- Job
Identify each line containing the word "个性质力" and copy it.

- Dataset records

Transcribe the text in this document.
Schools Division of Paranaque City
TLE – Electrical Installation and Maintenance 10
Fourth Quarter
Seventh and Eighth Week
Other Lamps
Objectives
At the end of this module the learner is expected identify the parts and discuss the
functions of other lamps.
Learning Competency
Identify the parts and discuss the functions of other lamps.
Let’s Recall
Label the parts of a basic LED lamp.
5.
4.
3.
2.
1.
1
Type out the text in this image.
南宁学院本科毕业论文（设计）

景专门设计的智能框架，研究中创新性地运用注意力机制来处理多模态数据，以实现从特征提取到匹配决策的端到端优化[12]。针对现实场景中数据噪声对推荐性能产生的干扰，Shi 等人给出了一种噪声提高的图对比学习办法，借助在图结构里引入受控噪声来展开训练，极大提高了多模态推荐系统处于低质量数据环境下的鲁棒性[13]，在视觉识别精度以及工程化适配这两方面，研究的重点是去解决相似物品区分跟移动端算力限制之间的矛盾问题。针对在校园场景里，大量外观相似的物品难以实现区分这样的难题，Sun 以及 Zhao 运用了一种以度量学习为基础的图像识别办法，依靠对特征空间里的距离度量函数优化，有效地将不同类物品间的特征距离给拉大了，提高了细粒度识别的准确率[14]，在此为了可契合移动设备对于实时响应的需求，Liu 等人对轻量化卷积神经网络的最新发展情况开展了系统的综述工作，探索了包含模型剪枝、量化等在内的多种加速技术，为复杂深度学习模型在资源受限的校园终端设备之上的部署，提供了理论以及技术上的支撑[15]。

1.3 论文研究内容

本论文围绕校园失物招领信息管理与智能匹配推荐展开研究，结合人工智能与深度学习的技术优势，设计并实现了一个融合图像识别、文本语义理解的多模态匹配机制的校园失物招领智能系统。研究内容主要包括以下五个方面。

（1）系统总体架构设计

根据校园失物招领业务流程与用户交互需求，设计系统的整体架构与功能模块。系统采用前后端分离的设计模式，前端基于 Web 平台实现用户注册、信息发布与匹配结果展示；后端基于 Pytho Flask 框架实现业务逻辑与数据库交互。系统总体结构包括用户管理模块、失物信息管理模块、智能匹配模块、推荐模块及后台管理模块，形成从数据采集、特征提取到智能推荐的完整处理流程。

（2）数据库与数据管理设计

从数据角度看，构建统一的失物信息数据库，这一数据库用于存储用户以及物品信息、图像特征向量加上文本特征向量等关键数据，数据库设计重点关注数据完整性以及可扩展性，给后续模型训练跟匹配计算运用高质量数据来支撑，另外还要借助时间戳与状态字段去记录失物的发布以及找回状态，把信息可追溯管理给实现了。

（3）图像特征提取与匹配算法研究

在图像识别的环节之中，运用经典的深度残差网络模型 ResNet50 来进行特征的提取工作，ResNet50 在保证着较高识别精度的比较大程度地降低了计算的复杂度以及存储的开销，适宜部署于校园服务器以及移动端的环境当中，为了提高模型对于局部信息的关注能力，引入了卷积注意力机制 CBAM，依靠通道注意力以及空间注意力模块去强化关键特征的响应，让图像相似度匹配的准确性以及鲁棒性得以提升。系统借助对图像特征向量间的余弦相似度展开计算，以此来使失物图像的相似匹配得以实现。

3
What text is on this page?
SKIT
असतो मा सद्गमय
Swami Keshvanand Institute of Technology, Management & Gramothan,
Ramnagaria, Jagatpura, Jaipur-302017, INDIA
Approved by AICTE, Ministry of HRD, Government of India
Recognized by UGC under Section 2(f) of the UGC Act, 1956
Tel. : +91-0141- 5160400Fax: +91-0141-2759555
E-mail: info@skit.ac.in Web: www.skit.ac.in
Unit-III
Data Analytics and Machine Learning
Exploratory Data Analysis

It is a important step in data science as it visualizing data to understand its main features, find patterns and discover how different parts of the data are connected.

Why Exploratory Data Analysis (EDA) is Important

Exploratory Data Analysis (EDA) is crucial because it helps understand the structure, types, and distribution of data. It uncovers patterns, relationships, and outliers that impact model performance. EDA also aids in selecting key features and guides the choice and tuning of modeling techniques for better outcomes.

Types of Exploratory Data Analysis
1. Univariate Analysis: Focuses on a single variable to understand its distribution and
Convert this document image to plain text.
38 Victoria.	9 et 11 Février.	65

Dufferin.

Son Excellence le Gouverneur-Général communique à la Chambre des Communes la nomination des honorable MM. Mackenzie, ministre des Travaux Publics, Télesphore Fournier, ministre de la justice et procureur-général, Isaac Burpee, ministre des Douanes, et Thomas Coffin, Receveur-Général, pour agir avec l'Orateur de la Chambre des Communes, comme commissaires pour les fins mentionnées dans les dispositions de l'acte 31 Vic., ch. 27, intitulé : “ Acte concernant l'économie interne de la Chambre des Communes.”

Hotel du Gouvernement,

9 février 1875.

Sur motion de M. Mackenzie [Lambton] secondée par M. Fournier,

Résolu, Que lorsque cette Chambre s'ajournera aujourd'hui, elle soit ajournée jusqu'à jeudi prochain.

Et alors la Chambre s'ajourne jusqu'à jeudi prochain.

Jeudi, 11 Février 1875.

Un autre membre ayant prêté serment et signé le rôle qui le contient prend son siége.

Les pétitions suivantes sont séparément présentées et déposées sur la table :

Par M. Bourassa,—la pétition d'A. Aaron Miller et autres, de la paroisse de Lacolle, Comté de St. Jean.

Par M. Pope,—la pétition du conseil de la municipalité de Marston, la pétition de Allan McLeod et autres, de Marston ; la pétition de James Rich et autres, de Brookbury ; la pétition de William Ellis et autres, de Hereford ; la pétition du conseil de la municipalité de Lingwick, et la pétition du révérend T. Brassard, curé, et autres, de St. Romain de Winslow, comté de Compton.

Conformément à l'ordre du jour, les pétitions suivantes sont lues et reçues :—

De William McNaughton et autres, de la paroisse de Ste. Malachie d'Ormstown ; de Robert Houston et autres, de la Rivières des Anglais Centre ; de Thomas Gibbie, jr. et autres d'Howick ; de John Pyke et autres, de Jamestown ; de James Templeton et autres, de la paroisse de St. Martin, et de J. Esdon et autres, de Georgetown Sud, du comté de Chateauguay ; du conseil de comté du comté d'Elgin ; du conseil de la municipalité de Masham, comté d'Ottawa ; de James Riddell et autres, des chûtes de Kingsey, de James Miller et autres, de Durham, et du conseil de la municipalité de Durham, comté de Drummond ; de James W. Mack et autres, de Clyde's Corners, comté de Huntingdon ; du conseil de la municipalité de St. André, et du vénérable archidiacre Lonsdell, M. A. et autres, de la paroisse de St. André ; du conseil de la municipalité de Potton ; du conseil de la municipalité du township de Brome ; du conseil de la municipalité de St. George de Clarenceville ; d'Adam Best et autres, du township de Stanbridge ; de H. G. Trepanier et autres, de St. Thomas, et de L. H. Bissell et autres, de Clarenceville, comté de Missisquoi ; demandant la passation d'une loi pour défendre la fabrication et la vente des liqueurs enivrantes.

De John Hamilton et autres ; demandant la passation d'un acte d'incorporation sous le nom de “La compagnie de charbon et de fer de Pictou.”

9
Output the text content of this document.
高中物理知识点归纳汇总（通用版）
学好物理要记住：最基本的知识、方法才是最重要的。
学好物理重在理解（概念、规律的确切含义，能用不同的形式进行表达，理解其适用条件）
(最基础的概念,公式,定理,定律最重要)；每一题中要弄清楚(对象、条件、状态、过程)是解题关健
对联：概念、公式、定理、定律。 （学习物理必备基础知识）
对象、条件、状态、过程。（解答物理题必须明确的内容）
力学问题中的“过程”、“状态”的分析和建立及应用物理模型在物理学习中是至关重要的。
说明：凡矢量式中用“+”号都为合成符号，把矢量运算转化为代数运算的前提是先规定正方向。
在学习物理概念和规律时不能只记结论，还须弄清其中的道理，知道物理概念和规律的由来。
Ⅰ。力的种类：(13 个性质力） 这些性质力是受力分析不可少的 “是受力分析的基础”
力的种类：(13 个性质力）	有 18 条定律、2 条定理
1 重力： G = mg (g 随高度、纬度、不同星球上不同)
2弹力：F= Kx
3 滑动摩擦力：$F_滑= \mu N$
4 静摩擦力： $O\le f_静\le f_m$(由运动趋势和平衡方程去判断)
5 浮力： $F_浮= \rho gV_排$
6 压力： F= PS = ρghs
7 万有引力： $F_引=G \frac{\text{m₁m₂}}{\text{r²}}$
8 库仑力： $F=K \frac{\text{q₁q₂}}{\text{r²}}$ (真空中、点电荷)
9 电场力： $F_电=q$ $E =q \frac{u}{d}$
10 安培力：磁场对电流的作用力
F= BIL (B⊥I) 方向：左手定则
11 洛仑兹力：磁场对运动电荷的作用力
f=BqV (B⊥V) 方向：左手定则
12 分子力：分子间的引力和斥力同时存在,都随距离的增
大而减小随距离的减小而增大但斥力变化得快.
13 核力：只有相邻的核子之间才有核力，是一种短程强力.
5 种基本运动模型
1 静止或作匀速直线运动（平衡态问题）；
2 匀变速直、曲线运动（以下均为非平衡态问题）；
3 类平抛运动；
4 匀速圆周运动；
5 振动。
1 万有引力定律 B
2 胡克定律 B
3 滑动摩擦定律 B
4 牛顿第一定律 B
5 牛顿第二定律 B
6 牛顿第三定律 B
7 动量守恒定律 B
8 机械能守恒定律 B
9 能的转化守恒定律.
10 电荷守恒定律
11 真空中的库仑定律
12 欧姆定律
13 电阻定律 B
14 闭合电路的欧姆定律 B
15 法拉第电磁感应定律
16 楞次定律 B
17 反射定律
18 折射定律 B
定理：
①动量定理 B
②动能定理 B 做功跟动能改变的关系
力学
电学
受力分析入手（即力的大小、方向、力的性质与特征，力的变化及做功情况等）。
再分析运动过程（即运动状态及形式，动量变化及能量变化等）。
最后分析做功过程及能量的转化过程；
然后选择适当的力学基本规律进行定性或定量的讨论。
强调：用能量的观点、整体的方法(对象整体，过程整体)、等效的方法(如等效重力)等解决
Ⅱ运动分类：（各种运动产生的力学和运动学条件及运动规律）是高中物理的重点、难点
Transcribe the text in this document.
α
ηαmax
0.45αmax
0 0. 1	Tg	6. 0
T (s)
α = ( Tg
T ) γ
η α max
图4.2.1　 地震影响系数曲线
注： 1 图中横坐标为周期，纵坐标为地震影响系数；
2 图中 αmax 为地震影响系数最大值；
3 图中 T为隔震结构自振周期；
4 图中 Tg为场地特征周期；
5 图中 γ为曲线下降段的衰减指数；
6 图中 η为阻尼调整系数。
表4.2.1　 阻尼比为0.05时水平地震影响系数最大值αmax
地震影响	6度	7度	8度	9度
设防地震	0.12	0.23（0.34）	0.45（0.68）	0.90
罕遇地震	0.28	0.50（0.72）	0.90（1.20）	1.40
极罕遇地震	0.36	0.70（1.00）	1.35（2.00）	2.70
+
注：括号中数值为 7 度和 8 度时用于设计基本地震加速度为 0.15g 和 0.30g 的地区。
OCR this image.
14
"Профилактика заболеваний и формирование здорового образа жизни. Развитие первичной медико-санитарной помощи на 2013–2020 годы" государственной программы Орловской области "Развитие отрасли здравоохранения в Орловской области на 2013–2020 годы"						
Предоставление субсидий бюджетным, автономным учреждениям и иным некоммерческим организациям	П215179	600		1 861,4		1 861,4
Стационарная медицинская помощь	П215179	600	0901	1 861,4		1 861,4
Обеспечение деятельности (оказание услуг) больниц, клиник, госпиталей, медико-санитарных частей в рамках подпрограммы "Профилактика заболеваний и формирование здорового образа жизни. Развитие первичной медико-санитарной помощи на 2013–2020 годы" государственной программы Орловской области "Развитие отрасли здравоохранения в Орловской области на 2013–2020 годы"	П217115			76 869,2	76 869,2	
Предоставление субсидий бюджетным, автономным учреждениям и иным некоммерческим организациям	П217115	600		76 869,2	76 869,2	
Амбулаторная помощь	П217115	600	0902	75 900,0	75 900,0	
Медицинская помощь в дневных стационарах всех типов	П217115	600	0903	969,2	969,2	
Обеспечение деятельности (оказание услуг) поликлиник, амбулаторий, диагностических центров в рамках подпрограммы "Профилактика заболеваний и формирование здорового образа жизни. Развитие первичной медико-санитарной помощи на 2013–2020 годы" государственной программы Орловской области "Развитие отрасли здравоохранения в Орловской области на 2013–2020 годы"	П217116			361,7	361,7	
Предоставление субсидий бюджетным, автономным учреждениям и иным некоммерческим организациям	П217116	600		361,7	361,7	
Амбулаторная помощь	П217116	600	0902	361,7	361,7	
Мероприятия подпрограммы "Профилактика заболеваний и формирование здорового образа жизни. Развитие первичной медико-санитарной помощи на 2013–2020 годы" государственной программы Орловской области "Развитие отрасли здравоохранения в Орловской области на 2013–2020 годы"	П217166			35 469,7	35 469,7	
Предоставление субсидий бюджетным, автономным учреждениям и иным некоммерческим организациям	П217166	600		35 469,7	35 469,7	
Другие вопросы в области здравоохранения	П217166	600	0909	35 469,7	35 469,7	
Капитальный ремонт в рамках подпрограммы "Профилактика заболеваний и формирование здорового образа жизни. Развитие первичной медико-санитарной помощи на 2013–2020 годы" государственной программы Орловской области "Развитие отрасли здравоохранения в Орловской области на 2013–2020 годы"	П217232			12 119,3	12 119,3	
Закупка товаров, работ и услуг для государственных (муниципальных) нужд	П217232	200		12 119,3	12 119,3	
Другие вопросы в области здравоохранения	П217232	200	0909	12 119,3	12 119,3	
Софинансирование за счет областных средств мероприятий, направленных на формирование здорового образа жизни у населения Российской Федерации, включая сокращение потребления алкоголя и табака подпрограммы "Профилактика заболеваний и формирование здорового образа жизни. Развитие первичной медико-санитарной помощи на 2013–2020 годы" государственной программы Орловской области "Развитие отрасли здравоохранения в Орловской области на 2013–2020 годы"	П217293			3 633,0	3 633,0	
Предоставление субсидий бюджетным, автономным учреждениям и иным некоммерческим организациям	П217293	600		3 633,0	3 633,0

- Finished task
Ⅰ。力的种类：(13 个性质力） 这些性质力是受力分析不可少的 “是受力分析的基础”
力的种类：(13 个性质力）	有 18 条定律、2 条定理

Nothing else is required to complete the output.